Challenge
Say how many lines contain the word "this" and give no other text.

Records shown
------------------------------------------------
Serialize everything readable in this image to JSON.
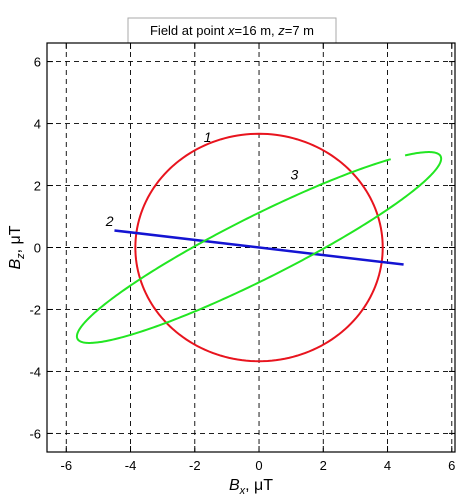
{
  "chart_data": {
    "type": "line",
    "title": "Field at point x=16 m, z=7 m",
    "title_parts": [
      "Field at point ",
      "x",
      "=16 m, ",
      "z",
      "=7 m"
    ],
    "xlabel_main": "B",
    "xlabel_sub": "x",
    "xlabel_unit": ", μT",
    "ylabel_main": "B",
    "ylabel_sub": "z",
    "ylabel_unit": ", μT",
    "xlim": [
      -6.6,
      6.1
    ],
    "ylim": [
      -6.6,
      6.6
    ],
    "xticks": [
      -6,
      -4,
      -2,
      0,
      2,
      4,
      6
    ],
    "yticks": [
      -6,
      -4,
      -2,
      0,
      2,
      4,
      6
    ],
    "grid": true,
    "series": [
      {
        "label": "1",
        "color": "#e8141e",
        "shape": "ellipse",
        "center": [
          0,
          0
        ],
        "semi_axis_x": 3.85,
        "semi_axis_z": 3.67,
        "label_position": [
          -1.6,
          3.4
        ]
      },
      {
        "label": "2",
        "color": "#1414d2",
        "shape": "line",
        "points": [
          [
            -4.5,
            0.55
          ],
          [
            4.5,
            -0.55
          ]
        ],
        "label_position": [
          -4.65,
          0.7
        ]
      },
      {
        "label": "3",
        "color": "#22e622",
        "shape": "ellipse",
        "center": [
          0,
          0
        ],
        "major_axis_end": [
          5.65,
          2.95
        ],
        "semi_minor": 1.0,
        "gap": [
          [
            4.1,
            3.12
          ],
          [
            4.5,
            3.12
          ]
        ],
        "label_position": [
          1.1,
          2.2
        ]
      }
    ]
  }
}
------------------------------------------------
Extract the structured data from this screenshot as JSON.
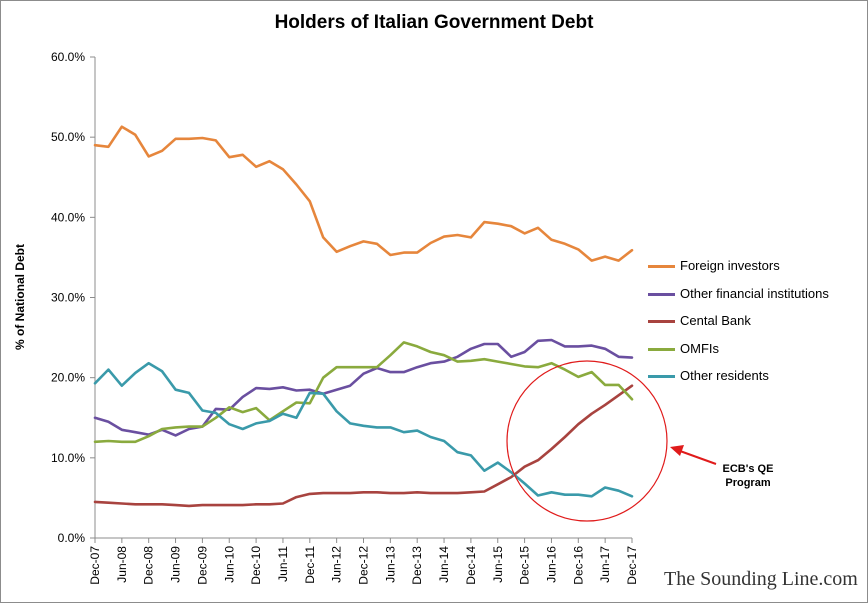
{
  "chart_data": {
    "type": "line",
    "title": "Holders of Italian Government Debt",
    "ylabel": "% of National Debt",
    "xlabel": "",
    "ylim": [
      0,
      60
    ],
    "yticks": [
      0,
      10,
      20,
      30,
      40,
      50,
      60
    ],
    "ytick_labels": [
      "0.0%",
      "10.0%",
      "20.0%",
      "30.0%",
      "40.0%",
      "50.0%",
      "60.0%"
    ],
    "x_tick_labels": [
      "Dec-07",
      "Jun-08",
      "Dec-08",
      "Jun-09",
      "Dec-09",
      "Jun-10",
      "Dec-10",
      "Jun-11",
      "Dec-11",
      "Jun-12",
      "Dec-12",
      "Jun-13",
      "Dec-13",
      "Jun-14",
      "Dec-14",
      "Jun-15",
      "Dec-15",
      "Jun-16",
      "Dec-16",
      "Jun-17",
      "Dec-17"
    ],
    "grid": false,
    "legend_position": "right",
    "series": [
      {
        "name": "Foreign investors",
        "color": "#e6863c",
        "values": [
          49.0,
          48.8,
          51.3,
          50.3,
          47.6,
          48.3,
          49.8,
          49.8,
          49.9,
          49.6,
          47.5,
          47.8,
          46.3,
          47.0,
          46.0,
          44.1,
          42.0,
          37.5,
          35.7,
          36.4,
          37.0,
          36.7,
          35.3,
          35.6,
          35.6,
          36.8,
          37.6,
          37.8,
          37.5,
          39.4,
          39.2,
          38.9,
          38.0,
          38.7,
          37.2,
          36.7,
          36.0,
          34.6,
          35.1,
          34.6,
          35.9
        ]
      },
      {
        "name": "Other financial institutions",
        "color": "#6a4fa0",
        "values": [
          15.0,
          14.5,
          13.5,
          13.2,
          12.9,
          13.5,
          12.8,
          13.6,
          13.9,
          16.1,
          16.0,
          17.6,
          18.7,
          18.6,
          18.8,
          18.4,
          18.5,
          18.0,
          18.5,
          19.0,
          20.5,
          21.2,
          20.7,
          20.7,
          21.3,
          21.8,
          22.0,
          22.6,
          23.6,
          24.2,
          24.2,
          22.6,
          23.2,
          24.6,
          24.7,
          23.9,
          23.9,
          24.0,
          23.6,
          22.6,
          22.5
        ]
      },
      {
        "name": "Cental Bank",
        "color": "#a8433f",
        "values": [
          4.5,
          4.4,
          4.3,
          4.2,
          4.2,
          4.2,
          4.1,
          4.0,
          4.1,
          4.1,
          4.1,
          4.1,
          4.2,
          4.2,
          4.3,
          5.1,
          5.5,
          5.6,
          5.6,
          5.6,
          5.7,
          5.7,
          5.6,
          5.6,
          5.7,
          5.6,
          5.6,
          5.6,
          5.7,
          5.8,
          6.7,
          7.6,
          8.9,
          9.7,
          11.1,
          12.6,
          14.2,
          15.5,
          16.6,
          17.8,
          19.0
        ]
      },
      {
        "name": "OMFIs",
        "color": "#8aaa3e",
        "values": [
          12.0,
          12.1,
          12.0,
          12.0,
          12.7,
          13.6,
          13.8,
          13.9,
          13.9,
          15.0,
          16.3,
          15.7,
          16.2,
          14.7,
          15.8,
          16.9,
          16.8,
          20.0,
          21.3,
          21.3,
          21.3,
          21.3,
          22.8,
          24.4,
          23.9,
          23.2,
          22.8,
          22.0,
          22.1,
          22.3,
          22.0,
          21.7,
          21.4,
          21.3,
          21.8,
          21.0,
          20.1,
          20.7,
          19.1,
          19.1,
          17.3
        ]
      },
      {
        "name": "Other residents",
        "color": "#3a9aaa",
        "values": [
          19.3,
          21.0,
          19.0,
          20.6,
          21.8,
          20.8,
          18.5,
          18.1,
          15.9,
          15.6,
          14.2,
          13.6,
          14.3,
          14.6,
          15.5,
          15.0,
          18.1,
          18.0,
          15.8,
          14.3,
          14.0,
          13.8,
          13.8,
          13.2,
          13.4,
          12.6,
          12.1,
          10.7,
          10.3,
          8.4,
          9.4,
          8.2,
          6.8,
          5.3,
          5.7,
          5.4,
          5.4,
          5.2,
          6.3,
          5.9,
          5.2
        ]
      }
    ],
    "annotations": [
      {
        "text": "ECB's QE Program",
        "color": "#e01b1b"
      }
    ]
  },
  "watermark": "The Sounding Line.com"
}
------------------------------------------------
Output
2